▶ INSTRUCTIONS FOR THE TASK
Arrange the entries as a two-column CSV with the header description,locations. Begin at the line that has "Patent image size: (854, 1155).", stop after the line that has "The rechargeable battery 26 is at (134, 681).", and put each entry's text and answer in one quoted field apiece, with line breaks turned into spaces.

▶ SOURCE RECORDS
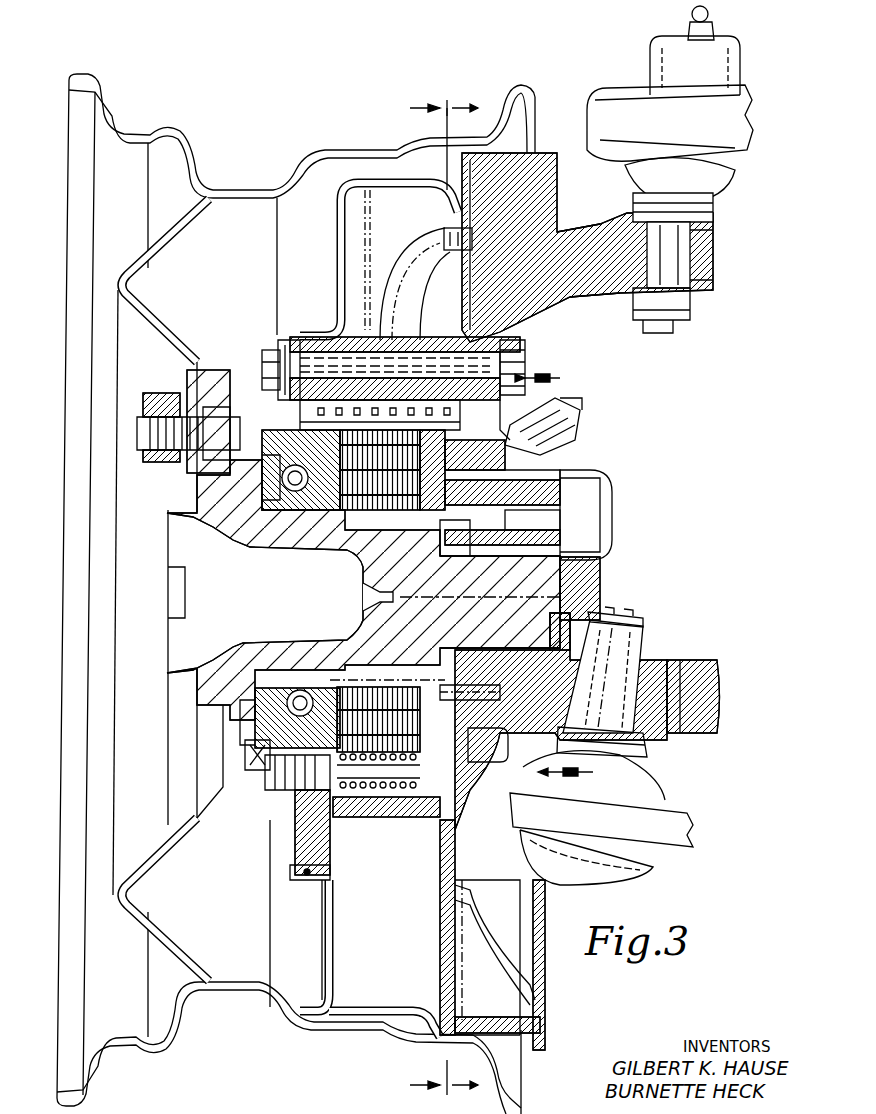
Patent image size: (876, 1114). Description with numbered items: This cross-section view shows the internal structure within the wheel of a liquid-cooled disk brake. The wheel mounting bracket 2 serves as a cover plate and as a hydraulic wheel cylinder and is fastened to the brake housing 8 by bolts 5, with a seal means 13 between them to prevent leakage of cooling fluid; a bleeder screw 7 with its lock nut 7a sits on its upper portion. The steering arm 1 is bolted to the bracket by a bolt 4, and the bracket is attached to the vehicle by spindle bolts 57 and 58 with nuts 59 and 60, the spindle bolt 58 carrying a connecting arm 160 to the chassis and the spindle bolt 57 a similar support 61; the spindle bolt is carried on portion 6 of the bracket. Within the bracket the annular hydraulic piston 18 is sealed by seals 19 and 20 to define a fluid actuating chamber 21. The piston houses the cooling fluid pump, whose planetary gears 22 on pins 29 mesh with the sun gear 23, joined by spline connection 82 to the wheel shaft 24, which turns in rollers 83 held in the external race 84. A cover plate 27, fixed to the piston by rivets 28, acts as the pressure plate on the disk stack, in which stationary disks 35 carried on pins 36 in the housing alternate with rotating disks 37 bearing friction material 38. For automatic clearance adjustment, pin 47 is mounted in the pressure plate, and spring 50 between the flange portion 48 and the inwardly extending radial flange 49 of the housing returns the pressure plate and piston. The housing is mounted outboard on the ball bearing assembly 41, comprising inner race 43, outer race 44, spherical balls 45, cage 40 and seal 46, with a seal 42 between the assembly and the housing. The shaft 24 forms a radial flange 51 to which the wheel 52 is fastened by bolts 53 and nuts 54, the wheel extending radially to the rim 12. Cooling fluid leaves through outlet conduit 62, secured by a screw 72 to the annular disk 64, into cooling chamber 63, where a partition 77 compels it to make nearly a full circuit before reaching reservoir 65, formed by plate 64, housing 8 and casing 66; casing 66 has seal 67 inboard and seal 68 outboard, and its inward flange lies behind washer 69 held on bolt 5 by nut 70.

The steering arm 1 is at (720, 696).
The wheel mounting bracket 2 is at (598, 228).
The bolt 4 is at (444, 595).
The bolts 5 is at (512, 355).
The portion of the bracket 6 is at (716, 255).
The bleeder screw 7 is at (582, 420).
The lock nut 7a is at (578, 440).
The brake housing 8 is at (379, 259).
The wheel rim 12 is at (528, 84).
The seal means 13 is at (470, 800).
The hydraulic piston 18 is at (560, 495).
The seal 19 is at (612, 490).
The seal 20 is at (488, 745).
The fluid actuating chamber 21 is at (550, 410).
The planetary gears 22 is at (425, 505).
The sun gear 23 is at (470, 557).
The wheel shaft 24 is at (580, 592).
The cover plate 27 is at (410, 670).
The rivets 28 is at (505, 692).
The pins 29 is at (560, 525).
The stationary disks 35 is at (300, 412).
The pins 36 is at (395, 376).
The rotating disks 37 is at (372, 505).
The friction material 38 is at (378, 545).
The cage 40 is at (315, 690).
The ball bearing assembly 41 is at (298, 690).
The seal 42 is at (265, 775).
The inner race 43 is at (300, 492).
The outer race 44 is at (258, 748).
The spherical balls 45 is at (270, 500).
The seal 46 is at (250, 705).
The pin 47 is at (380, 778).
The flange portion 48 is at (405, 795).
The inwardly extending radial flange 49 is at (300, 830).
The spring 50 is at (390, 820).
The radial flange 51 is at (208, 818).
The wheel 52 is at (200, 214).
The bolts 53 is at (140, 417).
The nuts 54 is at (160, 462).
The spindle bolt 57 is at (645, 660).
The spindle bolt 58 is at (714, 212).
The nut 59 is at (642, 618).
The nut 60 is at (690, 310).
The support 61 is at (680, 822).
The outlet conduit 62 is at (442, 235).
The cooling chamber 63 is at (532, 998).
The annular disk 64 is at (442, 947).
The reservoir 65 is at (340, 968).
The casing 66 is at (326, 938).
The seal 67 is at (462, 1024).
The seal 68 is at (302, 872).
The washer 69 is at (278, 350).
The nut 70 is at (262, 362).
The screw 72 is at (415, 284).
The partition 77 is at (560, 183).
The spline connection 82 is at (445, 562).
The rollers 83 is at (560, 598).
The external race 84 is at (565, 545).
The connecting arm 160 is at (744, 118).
==
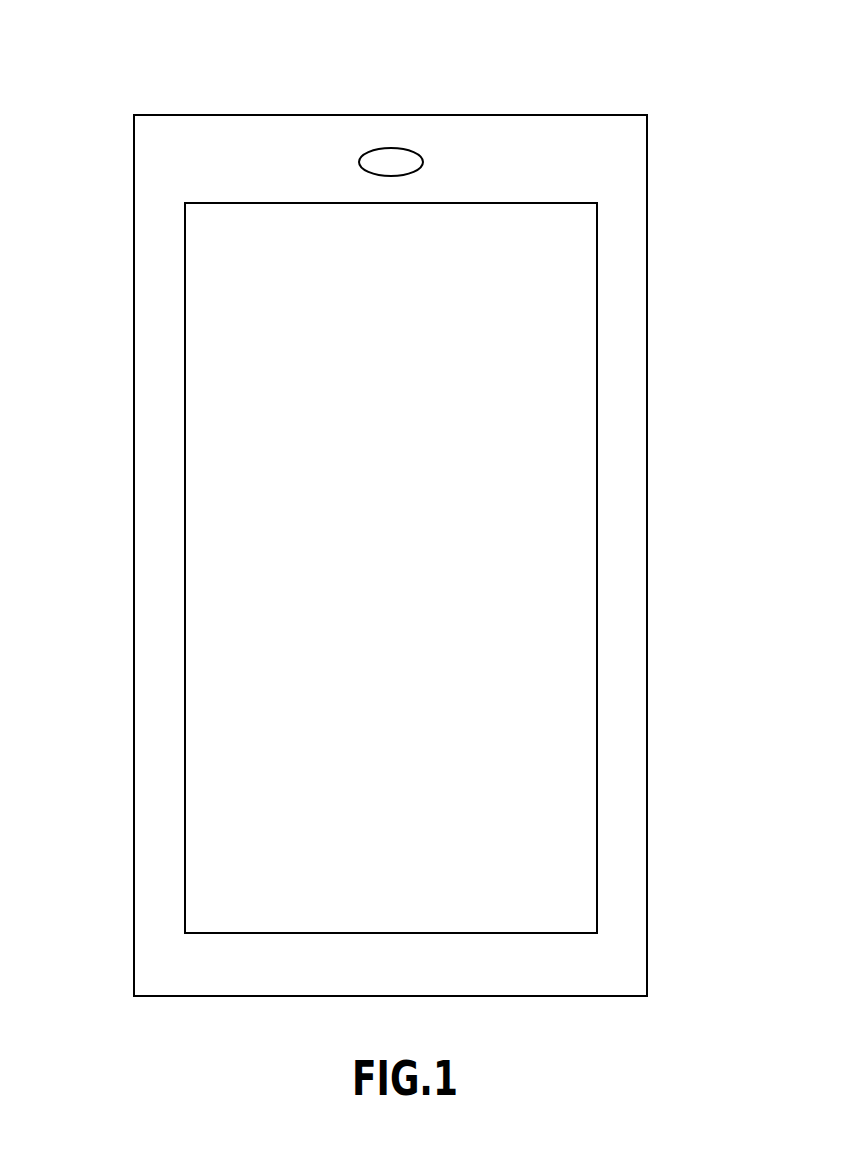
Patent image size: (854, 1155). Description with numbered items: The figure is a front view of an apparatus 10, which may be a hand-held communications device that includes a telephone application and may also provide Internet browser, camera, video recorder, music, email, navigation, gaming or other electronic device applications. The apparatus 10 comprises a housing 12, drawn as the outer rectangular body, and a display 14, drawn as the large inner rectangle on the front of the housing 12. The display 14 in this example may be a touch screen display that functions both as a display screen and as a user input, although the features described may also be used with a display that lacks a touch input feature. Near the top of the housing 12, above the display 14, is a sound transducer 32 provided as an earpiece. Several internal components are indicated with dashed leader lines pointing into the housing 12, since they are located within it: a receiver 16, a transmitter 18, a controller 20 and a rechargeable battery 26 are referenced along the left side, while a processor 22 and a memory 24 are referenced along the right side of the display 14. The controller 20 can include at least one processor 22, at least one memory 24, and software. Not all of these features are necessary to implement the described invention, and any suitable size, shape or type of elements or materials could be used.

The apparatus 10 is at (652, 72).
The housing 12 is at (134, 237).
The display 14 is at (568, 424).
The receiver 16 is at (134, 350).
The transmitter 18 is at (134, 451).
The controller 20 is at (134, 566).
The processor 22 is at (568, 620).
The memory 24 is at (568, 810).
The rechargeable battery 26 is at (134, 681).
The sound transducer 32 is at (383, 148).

▶ ANSWER BELOW
description,locations
"Patent image size: (854, 1155). Description with numbered items: The figure is a front view of an apparatus 10, which may be a hand-held communications device that includes a telephone application and may also provide Internet browser, camera, video recorder, music, email, navigation, gaming or other electronic device applications. The apparatus 10 comprises a housing 12, drawn as the outer rectangular body, and a display 14, drawn as the large inner rectangle on the front of the housing 12. The display 14 in this example may be a touch screen display that functions both as a display screen and as a user input, although the features described may also be used with a display that lacks a touch input feature. Near the top of the housing 12, above the display 14, is a sound transducer 32 provided as an earpiece. Several internal components are indicated with dashed leader lines pointing into the housing 12, since they are located within it: a receiver 16, a transmitter 18, a controller 20 and a rechargeable battery 26 are referenced along the left side, while a processor 22 and a memory 24 are referenced along the right side of the display 14. The controller 20 can include at least one processor 22, at least one memory 24, and software. Not all of these features are necessary to implement the described invention, and any suitable size, shape or type of elements or materials could be used.","The apparatus 10 is at (652, 72). The housing 12 is at (134, 237). The display 14 is at (568, 424). The receiver 16 is at (134, 350). The transmitter 18 is at (134, 451). The controller 20 is at (134, 566). The processor 22 is at (568, 620). The memory 24 is at (568, 810). The rechargeable battery 26 is at (134, 681)."